## Record list
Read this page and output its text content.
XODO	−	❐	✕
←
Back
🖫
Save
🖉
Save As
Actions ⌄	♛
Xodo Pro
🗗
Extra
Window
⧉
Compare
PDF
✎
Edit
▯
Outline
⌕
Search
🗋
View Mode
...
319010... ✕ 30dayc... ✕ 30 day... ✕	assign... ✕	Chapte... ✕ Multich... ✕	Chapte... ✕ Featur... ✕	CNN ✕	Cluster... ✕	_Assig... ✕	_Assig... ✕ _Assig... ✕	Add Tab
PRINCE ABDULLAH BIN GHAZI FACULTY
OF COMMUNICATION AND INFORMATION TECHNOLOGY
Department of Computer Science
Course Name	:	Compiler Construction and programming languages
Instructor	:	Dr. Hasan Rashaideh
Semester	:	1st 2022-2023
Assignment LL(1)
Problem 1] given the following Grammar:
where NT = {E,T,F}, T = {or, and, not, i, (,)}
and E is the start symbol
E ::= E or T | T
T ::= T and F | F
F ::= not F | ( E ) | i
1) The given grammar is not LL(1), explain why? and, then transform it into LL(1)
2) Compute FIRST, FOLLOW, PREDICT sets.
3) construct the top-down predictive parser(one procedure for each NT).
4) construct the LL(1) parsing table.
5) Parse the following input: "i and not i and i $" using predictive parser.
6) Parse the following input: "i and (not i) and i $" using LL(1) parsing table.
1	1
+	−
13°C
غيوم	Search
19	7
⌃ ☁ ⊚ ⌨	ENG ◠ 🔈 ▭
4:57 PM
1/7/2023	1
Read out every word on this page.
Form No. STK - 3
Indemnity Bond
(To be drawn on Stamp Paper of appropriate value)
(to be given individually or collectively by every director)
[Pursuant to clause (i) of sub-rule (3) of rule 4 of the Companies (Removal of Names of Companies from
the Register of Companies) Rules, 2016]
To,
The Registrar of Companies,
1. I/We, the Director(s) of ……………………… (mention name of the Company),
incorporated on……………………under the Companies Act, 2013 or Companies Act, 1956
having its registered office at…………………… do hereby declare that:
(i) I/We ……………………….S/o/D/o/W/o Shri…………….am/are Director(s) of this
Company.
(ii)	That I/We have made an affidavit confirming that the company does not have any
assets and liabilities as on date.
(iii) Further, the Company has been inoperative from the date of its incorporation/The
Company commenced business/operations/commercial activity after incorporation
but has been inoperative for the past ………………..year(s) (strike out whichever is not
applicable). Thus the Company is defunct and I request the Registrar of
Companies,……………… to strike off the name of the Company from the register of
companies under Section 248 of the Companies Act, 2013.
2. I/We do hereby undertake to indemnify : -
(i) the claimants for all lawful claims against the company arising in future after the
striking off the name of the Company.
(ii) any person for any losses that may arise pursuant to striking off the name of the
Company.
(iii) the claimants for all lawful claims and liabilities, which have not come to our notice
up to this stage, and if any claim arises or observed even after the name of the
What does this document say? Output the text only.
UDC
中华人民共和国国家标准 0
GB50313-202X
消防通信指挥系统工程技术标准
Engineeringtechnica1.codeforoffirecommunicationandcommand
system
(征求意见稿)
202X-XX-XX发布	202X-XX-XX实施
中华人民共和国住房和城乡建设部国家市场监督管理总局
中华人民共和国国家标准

## The task
Nothing should be left out: return all of the records exactly.

## Full solution
Read this page and output its text content.
XODO	−	❐	✕
←
Back
🖫
Save
🖉
Save As
Actions ⌄	♛
Xodo Pro
🗗
Extra
Window
⧉
Compare
PDF
✎
Edit
▯
Outline
⌕
Search
🗋
View Mode
...
319010... ✕ 30dayc... ✕ 30 day... ✕	assign... ✕	Chapte... ✕ Multich... ✕	Chapte... ✕ Featur... ✕	CNN ✕	Cluster... ✕	_Assig... ✕	_Assig... ✕ _Assig... ✕	Add Tab
PRINCE ABDULLAH BIN GHAZI FACULTY
OF COMMUNICATION AND INFORMATION TECHNOLOGY
Department of Computer Science
Course Name	:	Compiler Construction and programming languages
Instructor	:	Dr. Hasan Rashaideh
Semester	:	1st 2022-2023
Assignment LL(1)
Problem 1] given the following Grammar:
where NT = {E,T,F}, T = {or, and, not, i, (,)}
and E is the start symbol
E ::= E or T | T
T ::= T and F | F
F ::= not F | ( E ) | i
1) The given grammar is not LL(1), explain why? and, then transform it into LL(1)
2) Compute FIRST, FOLLOW, PREDICT sets.
3) construct the top-down predictive parser(one procedure for each NT).
4) construct the LL(1) parsing table.
5) Parse the following input: "i and not i and i $" using predictive parser.
6) Parse the following input: "i and (not i) and i $" using LL(1) parsing table.
1	1
+	−
13°C
غيوم	Search
19	7
⌃ ☁ ⊚ ⌨	ENG ◠ 🔈 ▭
4:57 PM
1/7/2023	1
Read out every word on this page.
Form No. STK - 3
Indemnity Bond
(To be drawn on Stamp Paper of appropriate value)
(to be given individually or collectively by every director)
[Pursuant to clause (i) of sub-rule (3) of rule 4 of the Companies (Removal of Names of Companies from
the Register of Companies) Rules, 2016]
To,
The Registrar of Companies,
1. I/We, the Director(s) of ……………………… (mention name of the Company),
incorporated on……………………under the Companies Act, 2013 or Companies Act, 1956
having its registered office at…………………… do hereby declare that:
(i) I/We ……………………….S/o/D/o/W/o Shri…………….am/are Director(s) of this
Company.
(ii)	That I/We have made an affidavit confirming that the company does not have any
assets and liabilities as on date.
(iii) Further, the Company has been inoperative from the date of its incorporation/The
Company commenced business/operations/commercial activity after incorporation
but has been inoperative for the past ………………..year(s) (strike out whichever is not
applicable). Thus the Company is defunct and I request the Registrar of
Companies,……………… to strike off the name of the Company from the register of
companies under Section 248 of the Companies Act, 2013.
2. I/We do hereby undertake to indemnify : -
(i) the claimants for all lawful claims against the company arising in future after the
striking off the name of the Company.
(ii) any person for any losses that may arise pursuant to striking off the name of the
Company.
(iii) the claimants for all lawful claims and liabilities, which have not come to our notice
up to this stage, and if any claim arises or observed even after the name of the
What does this document say? Output the text only.
UDC
中华人民共和国国家标准 0
GB50313-202X
消防通信指挥系统工程技术标准
Engineeringtechnica1.codeforoffirecommunicationandcommand
system
(征求意见稿)
202X-XX-XX发布	202X-XX-XX实施
中华人民共和国住房和城乡建设部国家市场监督管理总局
中华人民共和国国家标准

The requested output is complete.